> REQUIREMENT:
Only lines holding the string "Total" are wanted; copy each one from the material.

> Figure data in JSON:
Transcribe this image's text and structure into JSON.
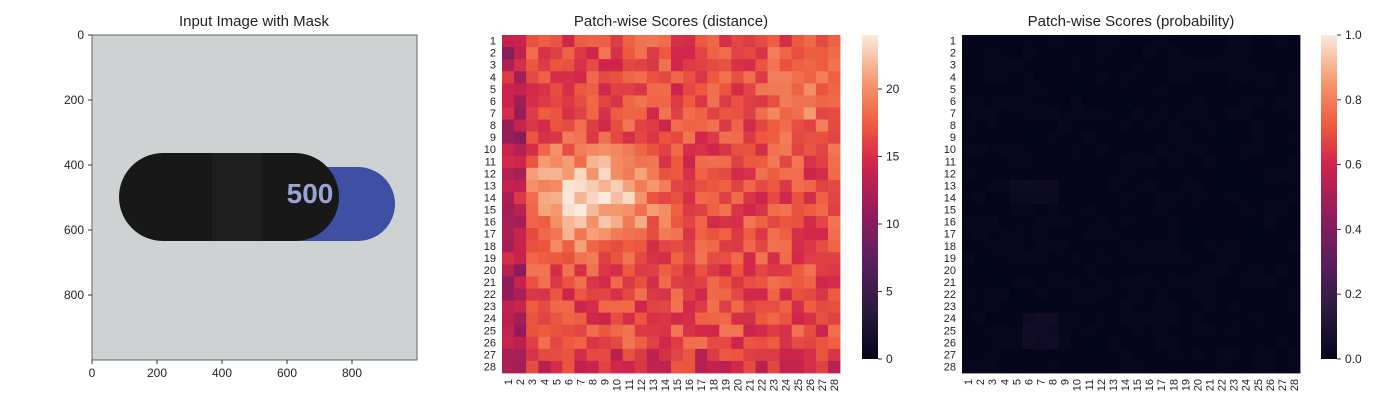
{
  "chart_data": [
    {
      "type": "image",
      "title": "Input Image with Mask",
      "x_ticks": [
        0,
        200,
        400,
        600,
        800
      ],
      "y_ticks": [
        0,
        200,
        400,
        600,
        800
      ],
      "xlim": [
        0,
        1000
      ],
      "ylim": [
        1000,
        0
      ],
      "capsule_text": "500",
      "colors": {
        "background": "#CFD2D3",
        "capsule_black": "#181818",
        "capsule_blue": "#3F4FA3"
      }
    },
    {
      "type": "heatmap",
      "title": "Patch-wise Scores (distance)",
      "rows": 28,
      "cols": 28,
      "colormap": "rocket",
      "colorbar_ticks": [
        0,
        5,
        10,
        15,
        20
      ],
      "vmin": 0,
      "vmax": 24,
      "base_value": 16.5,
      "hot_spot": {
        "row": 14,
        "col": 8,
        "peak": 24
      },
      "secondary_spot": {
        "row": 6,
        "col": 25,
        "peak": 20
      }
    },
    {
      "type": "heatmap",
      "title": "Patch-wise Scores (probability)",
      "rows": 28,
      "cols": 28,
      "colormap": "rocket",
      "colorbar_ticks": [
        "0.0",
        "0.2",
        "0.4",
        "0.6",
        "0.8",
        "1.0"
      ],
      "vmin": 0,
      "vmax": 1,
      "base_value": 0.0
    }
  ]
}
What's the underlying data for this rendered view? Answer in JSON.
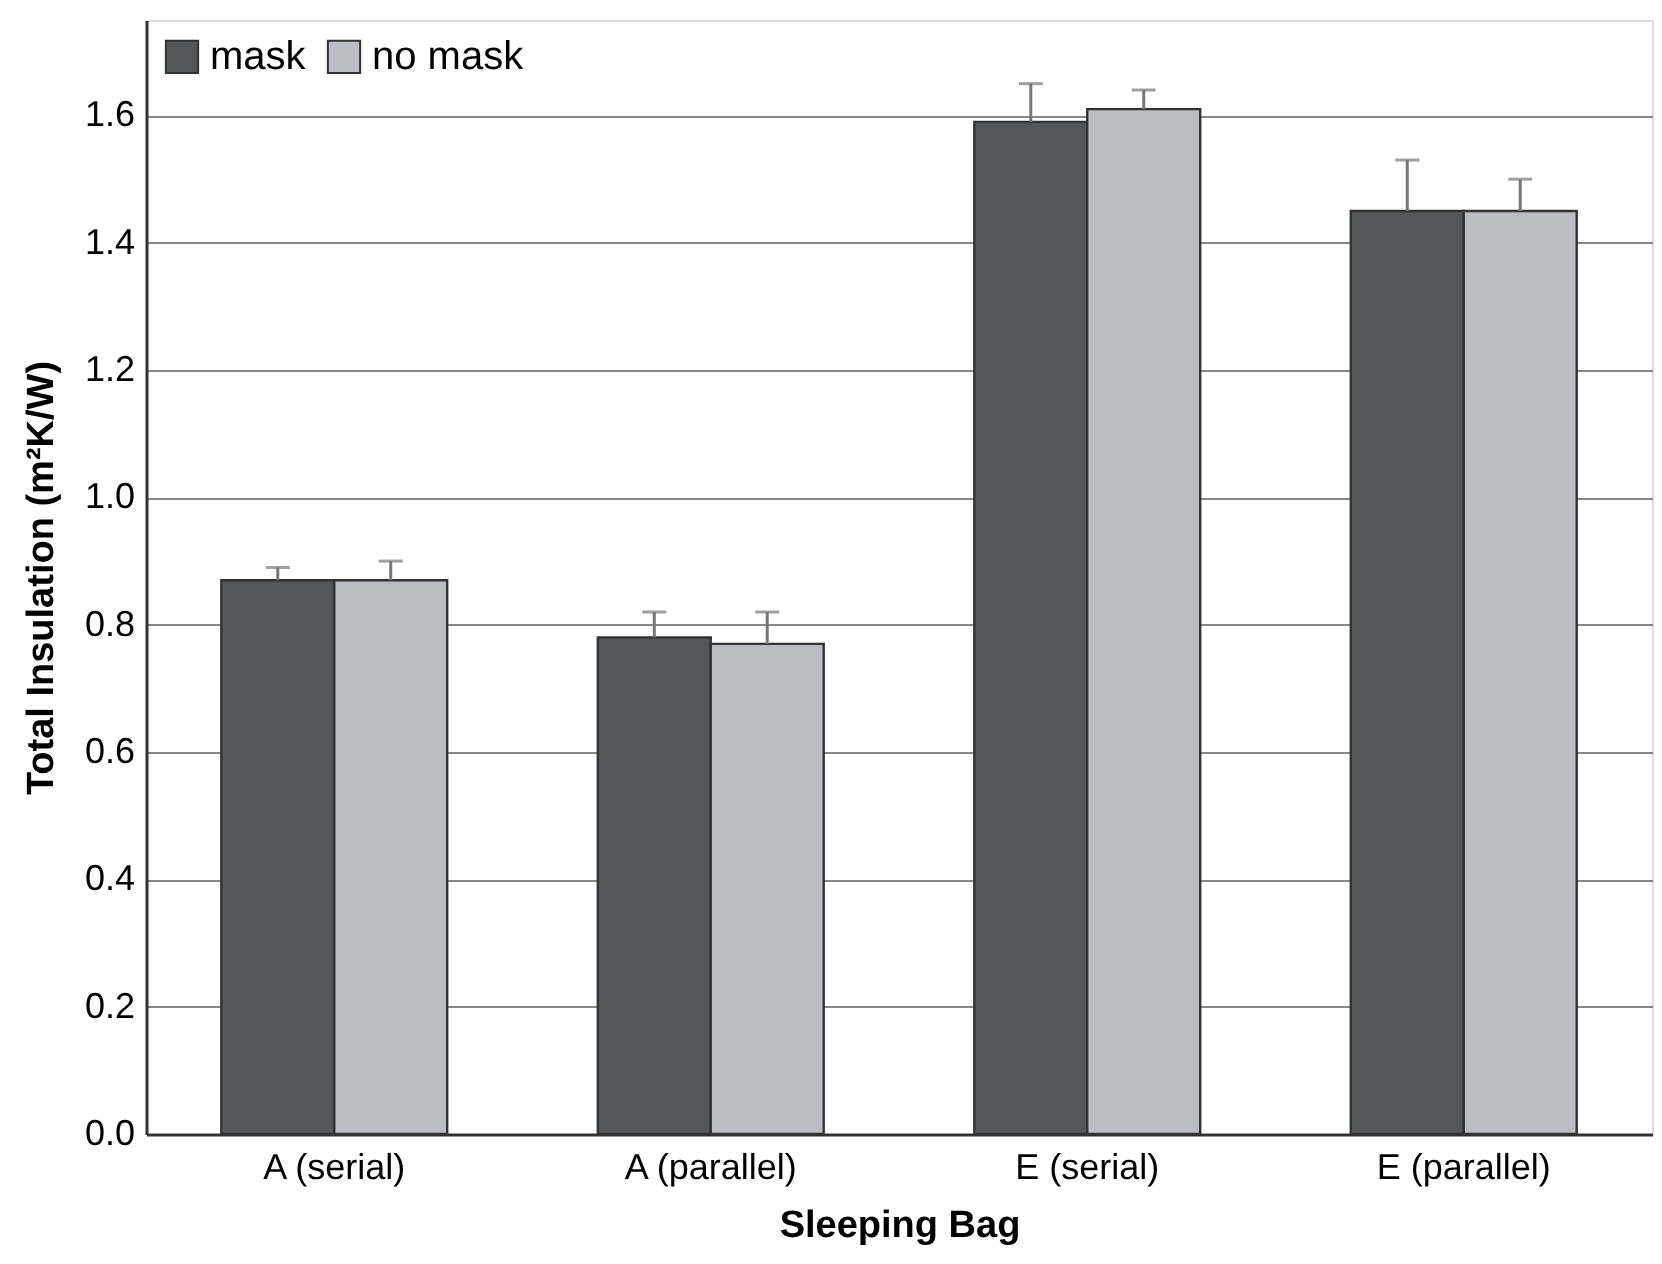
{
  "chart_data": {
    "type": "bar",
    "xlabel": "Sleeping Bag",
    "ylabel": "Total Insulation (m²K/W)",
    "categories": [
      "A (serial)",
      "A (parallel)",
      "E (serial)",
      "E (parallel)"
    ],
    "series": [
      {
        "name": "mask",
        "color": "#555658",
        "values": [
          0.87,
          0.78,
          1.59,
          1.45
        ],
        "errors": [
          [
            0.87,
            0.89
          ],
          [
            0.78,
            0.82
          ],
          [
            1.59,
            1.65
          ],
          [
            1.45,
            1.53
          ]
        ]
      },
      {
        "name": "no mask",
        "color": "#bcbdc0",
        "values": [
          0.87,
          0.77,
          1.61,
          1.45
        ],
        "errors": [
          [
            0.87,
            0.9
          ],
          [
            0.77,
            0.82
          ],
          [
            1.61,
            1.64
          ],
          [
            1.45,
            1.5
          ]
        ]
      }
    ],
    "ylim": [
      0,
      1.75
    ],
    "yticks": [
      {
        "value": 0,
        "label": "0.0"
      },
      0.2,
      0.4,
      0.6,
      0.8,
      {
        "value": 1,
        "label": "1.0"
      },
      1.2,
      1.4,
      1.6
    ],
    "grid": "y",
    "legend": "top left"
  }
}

==

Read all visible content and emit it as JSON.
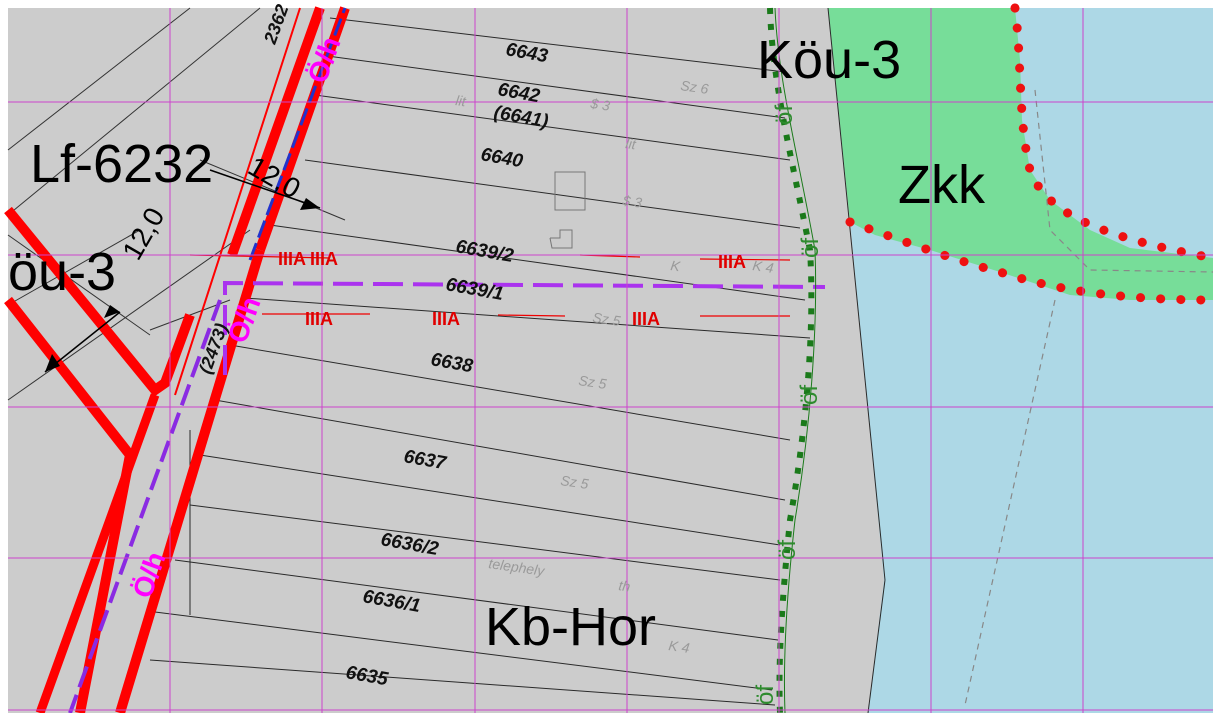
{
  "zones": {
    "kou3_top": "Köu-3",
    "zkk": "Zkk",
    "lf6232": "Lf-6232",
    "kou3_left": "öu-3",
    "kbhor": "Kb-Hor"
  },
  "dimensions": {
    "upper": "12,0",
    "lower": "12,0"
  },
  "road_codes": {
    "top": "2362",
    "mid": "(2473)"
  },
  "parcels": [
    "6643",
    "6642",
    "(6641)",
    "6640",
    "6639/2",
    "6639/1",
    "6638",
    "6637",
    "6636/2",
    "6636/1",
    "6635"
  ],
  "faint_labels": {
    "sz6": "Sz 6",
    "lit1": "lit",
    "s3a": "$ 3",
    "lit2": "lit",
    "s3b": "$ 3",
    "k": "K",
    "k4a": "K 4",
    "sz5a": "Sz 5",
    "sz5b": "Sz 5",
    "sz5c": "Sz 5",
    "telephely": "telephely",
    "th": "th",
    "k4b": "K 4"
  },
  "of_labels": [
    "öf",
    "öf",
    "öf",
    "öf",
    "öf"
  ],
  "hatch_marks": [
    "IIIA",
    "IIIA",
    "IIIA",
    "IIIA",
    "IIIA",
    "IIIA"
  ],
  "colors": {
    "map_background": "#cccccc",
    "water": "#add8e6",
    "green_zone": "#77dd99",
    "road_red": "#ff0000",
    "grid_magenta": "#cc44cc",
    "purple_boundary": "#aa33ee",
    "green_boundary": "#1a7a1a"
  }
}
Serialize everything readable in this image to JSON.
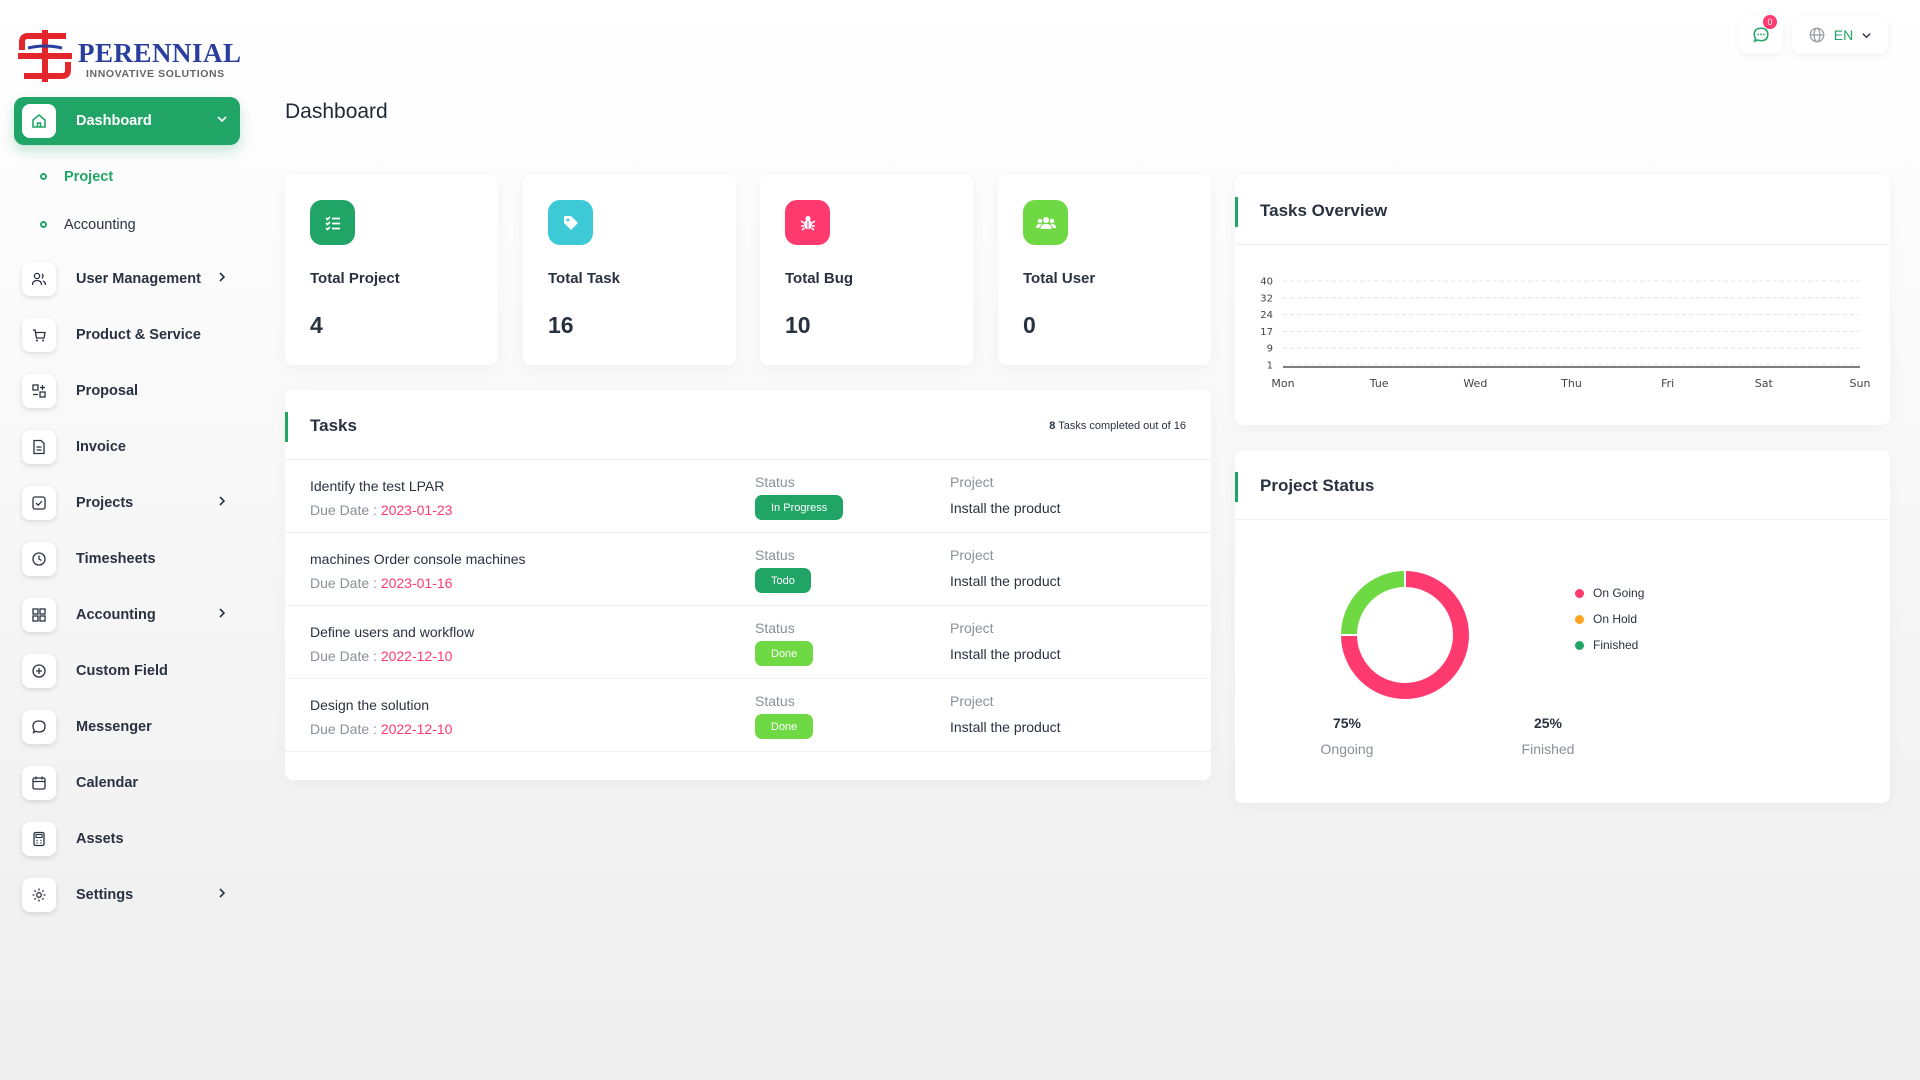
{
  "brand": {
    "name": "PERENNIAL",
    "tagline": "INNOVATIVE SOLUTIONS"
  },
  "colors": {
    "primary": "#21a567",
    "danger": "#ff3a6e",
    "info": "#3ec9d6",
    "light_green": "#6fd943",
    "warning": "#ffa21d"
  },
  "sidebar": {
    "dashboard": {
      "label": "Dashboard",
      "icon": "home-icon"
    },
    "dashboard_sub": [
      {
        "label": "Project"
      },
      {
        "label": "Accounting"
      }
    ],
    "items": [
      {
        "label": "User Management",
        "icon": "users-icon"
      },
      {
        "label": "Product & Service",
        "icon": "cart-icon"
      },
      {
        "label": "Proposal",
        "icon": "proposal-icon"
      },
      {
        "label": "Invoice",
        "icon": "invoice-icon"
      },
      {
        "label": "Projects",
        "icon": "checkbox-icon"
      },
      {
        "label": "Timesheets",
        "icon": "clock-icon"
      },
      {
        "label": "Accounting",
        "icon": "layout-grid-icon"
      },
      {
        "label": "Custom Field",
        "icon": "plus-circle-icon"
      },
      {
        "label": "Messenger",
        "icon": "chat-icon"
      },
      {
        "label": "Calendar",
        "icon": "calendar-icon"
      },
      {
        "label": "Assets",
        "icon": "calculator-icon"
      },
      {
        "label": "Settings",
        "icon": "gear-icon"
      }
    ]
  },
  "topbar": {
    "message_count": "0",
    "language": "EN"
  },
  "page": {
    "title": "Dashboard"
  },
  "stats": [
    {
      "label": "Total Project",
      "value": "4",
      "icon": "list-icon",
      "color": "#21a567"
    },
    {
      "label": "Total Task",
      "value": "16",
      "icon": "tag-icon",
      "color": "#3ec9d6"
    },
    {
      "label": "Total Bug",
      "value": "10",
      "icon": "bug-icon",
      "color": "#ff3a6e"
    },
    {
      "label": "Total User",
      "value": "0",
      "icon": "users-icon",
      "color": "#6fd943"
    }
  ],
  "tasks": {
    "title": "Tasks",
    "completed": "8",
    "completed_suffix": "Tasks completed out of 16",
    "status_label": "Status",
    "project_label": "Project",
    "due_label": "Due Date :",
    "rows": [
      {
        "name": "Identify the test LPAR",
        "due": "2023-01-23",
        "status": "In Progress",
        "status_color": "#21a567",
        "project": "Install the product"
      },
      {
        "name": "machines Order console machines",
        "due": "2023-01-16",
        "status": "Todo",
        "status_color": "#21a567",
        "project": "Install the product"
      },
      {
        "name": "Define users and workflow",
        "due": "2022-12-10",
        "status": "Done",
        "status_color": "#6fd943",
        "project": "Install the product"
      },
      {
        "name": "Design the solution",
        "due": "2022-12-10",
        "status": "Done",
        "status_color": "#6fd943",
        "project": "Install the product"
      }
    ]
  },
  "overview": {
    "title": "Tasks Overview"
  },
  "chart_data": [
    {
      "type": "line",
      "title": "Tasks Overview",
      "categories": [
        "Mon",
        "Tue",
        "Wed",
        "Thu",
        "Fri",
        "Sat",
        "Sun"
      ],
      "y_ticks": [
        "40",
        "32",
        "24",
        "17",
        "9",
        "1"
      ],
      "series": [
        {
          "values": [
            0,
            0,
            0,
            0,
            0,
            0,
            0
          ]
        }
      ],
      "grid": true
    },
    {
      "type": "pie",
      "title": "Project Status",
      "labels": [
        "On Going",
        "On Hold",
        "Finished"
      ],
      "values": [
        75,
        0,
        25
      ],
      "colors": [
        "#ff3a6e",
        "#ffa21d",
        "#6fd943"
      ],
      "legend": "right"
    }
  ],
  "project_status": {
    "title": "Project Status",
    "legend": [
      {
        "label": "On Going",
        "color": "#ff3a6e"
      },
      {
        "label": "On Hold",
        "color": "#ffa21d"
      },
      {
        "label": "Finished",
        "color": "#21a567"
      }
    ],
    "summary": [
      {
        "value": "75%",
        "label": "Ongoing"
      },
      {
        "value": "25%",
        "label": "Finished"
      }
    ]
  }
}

> THE RESPONSE:
    "ylabel": "Total Insulation (m²K/W)",
      "label": "Total Project",
      "label": "Total Task",
      "label": "Total Bug",
      "label": "Total User",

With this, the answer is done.